▶ [What is expected]: Go through the listing below and list every line with "name".

:: Supplied information ::

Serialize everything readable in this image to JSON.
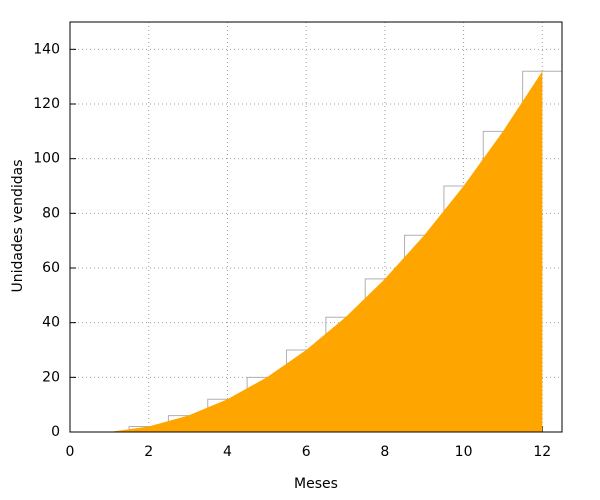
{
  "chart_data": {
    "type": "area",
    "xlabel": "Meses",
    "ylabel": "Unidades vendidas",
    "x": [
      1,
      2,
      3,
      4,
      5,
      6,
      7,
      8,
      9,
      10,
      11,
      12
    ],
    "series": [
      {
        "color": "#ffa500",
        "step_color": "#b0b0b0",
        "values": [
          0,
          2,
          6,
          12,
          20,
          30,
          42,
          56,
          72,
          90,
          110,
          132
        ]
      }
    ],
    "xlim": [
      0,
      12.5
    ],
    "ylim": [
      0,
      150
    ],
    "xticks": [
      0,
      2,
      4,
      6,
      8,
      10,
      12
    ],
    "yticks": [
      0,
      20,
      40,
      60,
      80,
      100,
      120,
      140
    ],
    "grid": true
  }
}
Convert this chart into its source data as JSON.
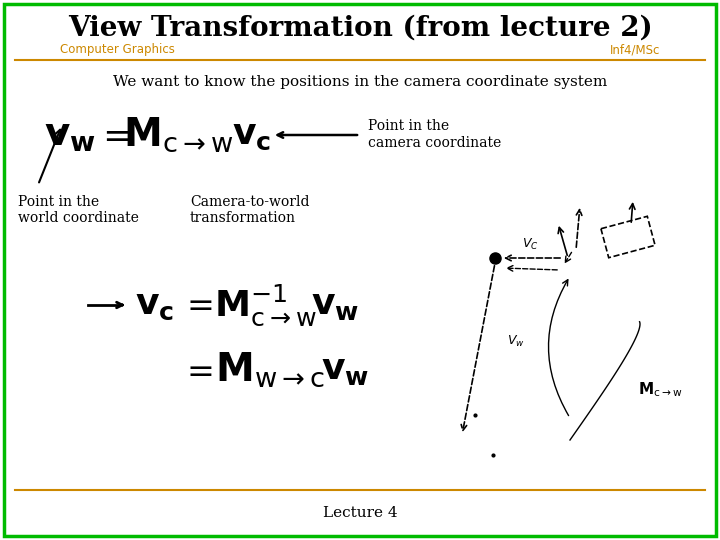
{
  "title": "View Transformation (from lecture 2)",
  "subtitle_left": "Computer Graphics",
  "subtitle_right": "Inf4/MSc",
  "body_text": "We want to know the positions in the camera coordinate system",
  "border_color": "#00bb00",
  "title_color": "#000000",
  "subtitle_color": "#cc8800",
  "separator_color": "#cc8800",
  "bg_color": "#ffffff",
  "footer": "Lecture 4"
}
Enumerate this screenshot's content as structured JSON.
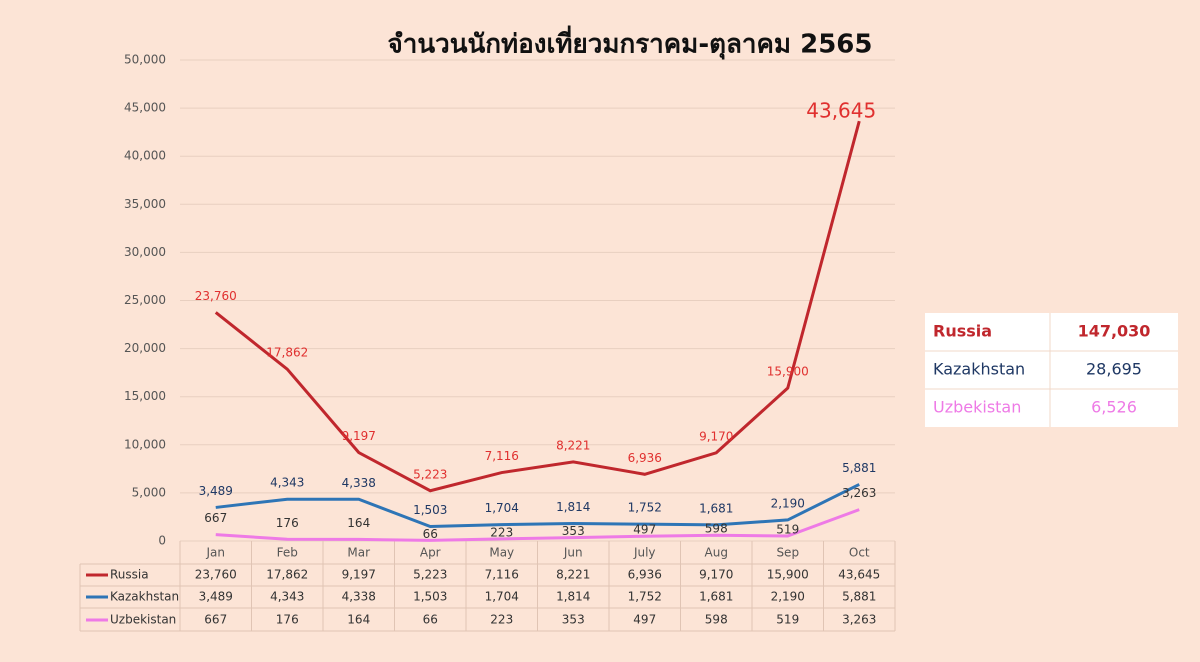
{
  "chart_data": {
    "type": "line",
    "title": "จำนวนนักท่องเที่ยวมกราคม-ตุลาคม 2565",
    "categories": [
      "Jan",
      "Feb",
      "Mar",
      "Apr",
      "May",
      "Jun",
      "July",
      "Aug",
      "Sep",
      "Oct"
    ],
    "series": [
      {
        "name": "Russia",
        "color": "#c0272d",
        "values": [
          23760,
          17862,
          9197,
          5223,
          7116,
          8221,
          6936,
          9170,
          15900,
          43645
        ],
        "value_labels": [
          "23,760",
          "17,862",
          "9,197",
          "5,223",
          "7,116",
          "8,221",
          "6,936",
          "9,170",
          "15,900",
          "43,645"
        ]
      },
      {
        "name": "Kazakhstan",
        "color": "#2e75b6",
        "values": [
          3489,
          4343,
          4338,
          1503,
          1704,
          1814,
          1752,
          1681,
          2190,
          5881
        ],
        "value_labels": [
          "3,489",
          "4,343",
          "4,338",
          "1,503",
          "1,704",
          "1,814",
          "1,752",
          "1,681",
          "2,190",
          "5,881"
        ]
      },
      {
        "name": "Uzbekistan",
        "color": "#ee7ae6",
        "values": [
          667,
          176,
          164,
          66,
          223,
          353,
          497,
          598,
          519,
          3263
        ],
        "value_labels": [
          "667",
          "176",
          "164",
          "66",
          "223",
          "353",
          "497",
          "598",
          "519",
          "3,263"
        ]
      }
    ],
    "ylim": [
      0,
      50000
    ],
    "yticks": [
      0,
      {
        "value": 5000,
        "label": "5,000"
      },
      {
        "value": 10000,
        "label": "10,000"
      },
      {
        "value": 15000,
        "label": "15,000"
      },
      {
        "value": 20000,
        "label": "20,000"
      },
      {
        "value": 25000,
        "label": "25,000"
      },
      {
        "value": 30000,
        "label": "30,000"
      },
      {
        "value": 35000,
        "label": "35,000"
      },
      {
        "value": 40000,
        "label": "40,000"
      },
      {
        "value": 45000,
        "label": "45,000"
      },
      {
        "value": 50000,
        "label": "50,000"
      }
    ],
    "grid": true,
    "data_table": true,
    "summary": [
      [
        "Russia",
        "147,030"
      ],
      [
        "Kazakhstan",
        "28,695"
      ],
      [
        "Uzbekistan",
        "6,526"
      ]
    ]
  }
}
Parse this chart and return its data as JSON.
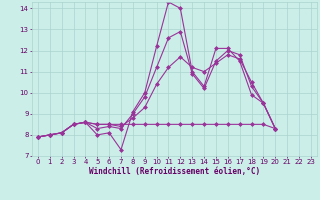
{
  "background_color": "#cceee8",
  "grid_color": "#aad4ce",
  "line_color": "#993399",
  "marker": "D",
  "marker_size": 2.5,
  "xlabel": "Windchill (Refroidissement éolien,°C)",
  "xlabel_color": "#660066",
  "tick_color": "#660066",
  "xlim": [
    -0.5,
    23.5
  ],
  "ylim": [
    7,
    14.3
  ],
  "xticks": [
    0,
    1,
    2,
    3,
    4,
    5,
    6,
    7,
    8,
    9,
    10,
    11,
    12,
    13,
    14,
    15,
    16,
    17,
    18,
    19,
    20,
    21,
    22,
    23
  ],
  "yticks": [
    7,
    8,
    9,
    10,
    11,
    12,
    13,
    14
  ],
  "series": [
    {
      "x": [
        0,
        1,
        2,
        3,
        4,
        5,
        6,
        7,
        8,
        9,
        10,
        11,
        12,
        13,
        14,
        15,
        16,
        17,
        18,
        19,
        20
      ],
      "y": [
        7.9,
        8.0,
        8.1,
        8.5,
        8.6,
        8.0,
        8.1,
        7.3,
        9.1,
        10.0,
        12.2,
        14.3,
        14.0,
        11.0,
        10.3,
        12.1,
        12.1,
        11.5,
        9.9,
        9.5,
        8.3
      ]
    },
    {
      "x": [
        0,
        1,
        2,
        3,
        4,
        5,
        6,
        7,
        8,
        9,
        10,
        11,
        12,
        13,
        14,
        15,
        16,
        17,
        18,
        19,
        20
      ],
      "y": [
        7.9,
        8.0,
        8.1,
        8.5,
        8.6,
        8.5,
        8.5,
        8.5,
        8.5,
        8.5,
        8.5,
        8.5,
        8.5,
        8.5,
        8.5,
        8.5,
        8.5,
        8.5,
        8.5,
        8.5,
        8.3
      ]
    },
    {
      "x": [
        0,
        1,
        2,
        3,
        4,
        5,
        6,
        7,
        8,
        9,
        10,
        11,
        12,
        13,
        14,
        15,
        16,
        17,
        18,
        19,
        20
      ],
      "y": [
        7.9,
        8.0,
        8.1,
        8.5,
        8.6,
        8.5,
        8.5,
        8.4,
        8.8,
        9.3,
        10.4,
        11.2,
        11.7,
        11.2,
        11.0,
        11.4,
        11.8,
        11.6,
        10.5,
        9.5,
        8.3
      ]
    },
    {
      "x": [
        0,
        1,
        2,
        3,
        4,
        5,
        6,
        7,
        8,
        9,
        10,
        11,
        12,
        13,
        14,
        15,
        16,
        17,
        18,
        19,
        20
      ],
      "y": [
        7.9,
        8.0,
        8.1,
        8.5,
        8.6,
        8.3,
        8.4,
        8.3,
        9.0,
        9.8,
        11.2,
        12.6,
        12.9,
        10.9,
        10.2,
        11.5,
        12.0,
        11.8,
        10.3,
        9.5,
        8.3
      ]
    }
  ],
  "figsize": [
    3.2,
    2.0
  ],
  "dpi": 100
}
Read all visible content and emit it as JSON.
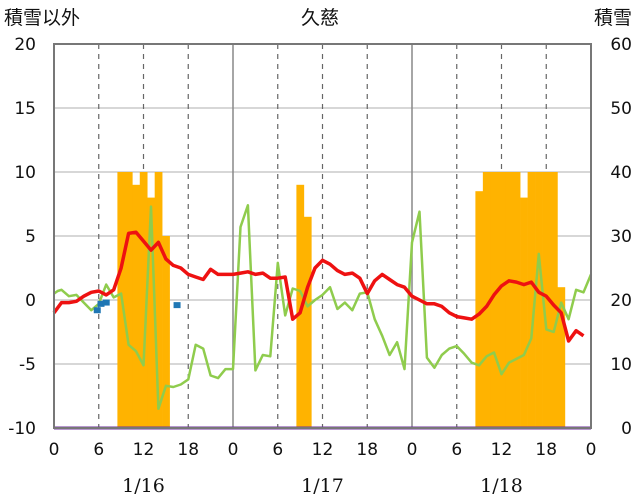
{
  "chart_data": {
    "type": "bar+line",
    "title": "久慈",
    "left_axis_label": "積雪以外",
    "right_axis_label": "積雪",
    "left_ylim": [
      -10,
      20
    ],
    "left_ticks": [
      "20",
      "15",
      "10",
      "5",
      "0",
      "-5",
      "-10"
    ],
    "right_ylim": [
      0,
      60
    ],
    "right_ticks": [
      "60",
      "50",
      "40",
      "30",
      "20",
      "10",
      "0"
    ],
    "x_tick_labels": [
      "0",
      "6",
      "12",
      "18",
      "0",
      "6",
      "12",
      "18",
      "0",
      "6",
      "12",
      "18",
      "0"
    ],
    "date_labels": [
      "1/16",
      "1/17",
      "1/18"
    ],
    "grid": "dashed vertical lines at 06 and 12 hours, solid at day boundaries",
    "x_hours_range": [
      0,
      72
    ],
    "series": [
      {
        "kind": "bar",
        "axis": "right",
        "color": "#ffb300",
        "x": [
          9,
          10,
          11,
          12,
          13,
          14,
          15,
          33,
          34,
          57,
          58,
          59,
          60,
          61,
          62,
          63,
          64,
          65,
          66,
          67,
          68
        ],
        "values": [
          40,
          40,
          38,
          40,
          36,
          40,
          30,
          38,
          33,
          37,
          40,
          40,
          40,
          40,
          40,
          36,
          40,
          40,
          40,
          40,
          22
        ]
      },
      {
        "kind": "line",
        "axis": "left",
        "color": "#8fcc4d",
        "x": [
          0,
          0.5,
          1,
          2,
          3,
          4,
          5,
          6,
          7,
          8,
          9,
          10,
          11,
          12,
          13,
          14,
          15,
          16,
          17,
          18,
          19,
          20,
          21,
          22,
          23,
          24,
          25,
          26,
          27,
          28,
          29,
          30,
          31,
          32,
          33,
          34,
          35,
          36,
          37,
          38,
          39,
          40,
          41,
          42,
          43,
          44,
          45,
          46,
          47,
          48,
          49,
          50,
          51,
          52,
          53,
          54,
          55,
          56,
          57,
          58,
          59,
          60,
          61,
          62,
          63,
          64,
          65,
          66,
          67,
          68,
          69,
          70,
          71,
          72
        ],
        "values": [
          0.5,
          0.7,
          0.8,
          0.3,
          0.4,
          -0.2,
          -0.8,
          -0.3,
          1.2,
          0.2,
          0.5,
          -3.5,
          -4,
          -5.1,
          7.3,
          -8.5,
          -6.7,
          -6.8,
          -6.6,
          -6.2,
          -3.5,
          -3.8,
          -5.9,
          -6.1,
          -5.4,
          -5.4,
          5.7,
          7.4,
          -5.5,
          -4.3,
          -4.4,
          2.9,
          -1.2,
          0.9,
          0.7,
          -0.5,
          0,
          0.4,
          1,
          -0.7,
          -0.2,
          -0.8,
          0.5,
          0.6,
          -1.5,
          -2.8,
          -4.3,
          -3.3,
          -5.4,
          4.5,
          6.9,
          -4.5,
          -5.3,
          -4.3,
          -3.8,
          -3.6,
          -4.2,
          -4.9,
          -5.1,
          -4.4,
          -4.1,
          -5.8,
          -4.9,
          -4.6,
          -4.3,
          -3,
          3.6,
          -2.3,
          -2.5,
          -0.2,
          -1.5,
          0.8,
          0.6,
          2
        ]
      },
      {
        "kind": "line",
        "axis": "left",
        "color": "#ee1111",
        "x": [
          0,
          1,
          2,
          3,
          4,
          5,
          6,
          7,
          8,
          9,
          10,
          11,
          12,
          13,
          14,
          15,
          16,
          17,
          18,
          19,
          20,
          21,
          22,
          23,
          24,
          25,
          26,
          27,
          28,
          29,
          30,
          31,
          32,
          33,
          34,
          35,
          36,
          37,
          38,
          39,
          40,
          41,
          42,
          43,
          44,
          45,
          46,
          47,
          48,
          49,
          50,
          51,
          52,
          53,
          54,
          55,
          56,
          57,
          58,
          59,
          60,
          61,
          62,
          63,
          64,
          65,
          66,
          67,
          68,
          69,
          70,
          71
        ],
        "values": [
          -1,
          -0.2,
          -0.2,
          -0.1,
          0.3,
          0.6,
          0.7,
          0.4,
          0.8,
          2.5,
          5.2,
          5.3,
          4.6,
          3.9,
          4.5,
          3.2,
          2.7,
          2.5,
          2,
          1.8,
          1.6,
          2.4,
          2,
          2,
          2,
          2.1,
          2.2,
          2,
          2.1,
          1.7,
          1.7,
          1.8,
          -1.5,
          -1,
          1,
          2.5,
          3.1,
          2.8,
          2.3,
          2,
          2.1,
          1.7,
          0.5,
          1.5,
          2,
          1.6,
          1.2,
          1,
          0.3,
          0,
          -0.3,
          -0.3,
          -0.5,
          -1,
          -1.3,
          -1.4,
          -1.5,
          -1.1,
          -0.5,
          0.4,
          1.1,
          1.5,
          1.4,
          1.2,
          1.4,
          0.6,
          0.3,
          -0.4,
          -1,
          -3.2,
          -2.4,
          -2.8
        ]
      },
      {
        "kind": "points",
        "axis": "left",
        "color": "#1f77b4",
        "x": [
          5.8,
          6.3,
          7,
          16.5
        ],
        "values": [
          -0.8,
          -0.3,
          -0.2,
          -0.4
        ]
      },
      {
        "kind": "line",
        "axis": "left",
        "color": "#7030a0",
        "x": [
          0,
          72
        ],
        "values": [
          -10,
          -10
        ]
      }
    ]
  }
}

:::

▶ [Output for this exercise]:
        "name": "Russia",
        "name": "Kazakhstan",
        "name": "Uzbekistan",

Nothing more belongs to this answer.